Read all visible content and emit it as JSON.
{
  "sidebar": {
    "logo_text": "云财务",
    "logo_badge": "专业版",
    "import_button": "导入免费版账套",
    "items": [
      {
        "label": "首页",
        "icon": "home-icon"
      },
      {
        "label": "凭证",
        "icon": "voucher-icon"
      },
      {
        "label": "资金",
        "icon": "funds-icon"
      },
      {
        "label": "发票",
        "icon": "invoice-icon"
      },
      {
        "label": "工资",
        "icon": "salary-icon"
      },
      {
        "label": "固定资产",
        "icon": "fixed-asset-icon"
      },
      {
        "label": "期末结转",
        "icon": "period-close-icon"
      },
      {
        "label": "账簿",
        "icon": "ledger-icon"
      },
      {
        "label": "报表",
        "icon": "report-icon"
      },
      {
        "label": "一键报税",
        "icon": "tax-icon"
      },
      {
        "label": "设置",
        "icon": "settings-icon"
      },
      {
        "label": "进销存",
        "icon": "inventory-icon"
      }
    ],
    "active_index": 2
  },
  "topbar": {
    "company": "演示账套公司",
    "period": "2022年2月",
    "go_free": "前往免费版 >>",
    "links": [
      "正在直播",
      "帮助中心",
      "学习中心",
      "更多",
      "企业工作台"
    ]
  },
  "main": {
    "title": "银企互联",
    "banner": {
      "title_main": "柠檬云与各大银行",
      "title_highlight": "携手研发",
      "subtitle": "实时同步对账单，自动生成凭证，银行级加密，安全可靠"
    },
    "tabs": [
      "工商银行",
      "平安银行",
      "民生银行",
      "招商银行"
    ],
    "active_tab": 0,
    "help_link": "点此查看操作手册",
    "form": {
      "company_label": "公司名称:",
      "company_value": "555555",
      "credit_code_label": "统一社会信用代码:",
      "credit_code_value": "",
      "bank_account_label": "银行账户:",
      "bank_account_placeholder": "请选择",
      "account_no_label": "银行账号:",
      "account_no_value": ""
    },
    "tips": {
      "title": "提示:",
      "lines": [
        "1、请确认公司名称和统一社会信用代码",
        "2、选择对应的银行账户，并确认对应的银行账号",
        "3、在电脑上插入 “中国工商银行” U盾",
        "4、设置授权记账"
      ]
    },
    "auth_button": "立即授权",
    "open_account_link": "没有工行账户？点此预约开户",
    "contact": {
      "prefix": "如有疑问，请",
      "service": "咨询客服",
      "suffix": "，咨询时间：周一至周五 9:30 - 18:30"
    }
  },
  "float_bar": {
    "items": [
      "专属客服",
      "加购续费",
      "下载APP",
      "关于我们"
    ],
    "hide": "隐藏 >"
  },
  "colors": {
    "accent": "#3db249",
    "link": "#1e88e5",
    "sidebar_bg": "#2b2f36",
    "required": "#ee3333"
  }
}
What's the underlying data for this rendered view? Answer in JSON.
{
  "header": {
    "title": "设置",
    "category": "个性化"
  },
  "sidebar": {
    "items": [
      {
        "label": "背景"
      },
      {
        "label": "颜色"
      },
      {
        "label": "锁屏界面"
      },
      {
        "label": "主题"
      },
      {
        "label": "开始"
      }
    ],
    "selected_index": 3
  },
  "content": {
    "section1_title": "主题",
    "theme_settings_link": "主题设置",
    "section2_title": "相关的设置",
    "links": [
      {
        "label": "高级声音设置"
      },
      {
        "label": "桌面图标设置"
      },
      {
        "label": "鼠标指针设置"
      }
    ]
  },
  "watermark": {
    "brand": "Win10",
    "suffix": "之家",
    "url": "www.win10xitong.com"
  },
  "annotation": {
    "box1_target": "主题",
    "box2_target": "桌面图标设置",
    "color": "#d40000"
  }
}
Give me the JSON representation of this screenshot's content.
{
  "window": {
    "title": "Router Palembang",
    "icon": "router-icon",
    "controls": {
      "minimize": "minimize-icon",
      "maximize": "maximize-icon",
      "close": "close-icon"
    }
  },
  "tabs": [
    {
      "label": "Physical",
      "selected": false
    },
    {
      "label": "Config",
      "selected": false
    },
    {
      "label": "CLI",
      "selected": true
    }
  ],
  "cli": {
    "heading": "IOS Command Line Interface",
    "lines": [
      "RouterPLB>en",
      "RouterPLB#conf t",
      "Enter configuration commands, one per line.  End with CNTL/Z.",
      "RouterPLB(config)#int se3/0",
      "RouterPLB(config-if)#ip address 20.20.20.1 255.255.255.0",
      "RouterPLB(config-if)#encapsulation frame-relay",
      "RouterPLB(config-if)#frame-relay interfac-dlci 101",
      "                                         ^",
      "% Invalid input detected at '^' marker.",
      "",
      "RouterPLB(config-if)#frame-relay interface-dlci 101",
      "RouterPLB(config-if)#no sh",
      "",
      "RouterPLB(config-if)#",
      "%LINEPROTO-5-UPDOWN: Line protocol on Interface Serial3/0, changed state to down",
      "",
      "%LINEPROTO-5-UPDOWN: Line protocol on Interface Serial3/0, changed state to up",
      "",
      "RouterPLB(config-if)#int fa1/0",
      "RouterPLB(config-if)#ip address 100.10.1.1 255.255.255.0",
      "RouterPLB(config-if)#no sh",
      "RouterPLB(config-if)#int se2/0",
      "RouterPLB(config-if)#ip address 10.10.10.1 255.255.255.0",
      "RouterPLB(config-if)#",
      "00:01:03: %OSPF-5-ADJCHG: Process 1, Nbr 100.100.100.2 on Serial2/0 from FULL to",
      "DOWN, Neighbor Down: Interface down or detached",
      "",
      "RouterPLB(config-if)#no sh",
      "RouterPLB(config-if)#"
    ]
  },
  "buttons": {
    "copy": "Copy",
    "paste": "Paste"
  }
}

_ _ _ _

**Written request:**
Using the data above, reproduce every line exactly.

**In response:**
Read all visible content and emit it as JSON.
{
  "sidebar": {
    "logo_text": "云财务",
    "logo_badge": "专业版",
    "import_button": "导入免费版账套",
    "items": [
      {
        "label": "首页",
        "icon": "home-icon"
      },
      {
        "label": "凭证",
        "icon": "voucher-icon"
      },
      {
        "label": "资金",
        "icon": "funds-icon"
      },
      {
        "label": "发票",
        "icon": "invoice-icon"
      },
      {
        "label": "工资",
        "icon": "salary-icon"
      },
      {
        "label": "固定资产",
        "icon": "fixed-asset-icon"
      },
      {
        "label": "期末结转",
        "icon": "period-close-icon"
      },
      {
        "label": "账簿",
        "icon": "ledger-icon"
      },
      {
        "label": "报表",
        "icon": "report-icon"
      },
      {
        "label": "一键报税",
        "icon": "tax-icon"
      },
      {
        "label": "设置",
        "icon": "settings-icon"
      },
      {
        "label": "进销存",
        "icon": "inventory-icon"
      }
    ],
    "active_index": 2
  },
  "topbar": {
    "company": "演示账套公司",
    "period": "2022年2月",
    "go_free": "前往免费版 >>",
    "links": [
      "正在直播",
      "帮助中心",
      "学习中心",
      "更多",
      "企业工作台"
    ]
  },
  "main": {
    "title": "银企互联",
    "banner": {
      "title_main": "柠檬云与各大银行",
      "title_highlight": "携手研发",
      "subtitle": "实时同步对账单，自动生成凭证，银行级加密，安全可靠"
    },
    "tabs": [
      "工商银行",
      "平安银行",
      "民生银行",
      "招商银行"
    ],
    "active_tab": 0,
    "help_link": "点此查看操作手册",
    "form": {
      "company_label": "公司名称:",
      "company_value": "555555",
      "credit_code_label": "统一社会信用代码:",
      "credit_code_value": "",
      "bank_account_label": "银行账户:",
      "bank_account_placeholder": "请选择",
      "account_no_label": "银行账号:",
      "account_no_value": ""
    },
    "tips": {
      "title": "提示:",
      "lines": [
        "1、请确认公司名称和统一社会信用代码",
        "2、选择对应的银行账户，并确认对应的银行账号",
        "3、在电脑上插入 “中国工商银行” U盾",
        "4、设置授权记账"
      ]
    },
    "auth_button": "立即授权",
    "open_account_link": "没有工行账户？点此预约开户",
    "contact": {
      "prefix": "如有疑问，请",
      "service": "咨询客服",
      "suffix": "，咨询时间：周一至周五 9:30 - 18:30"
    }
  },
  "float_bar": {
    "items": [
      "专属客服",
      "加购续费",
      "下载APP",
      "关于我们"
    ],
    "hide": "隐藏 >"
  },
  "colors": {
    "accent": "#3db249",
    "link": "#1e88e5",
    "sidebar_bg": "#2b2f36",
    "required": "#ee3333"
  }
}
What's the underlying data for this rendered view? Answer in JSON.
{
  "header": {
    "title": "设置",
    "category": "个性化"
  },
  "sidebar": {
    "items": [
      {
        "label": "背景"
      },
      {
        "label": "颜色"
      },
      {
        "label": "锁屏界面"
      },
      {
        "label": "主题"
      },
      {
        "label": "开始"
      }
    ],
    "selected_index": 3
  },
  "content": {
    "section1_title": "主题",
    "theme_settings_link": "主题设置",
    "section2_title": "相关的设置",
    "links": [
      {
        "label": "高级声音设置"
      },
      {
        "label": "桌面图标设置"
      },
      {
        "label": "鼠标指针设置"
      }
    ]
  },
  "watermark": {
    "brand": "Win10",
    "suffix": "之家",
    "url": "www.win10xitong.com"
  },
  "annotation": {
    "box1_target": "主题",
    "box2_target": "桌面图标设置",
    "color": "#d40000"
  }
}
Give me the JSON representation of this screenshot's content.
{
  "window": {
    "title": "Router Palembang",
    "icon": "router-icon",
    "controls": {
      "minimize": "minimize-icon",
      "maximize": "maximize-icon",
      "close": "close-icon"
    }
  },
  "tabs": [
    {
      "label": "Physical",
      "selected": false
    },
    {
      "label": "Config",
      "selected": false
    },
    {
      "label": "CLI",
      "selected": true
    }
  ],
  "cli": {
    "heading": "IOS Command Line Interface",
    "lines": [
      "RouterPLB>en",
      "RouterPLB#conf t",
      "Enter configuration commands, one per line.  End with CNTL/Z.",
      "RouterPLB(config)#int se3/0",
      "RouterPLB(config-if)#ip address 20.20.20.1 255.255.255.0",
      "RouterPLB(config-if)#encapsulation frame-relay",
      "RouterPLB(config-if)#frame-relay interfac-dlci 101",
      "                                         ^",
      "% Invalid input detected at '^' marker.",
      "",
      "RouterPLB(config-if)#frame-relay interface-dlci 101",
      "RouterPLB(config-if)#no sh",
      "",
      "RouterPLB(config-if)#",
      "%LINEPROTO-5-UPDOWN: Line protocol on Interface Serial3/0, changed state to down",
      "",
      "%LINEPROTO-5-UPDOWN: Line protocol on Interface Serial3/0, changed state to up",
      "",
      "RouterPLB(config-if)#int fa1/0",
      "RouterPLB(config-if)#ip address 100.10.1.1 255.255.255.0",
      "RouterPLB(config-if)#no sh",
      "RouterPLB(config-if)#int se2/0",
      "RouterPLB(config-if)#ip address 10.10.10.1 255.255.255.0",
      "RouterPLB(config-if)#",
      "00:01:03: %OSPF-5-ADJCHG: Process 1, Nbr 100.100.100.2 on Serial2/0 from FULL to",
      "DOWN, Neighbor Down: Interface down or detached",
      "",
      "RouterPLB(config-if)#no sh",
      "RouterPLB(config-if)#"
    ]
  },
  "buttons": {
    "copy": "Copy",
    "paste": "Paste"
  }
}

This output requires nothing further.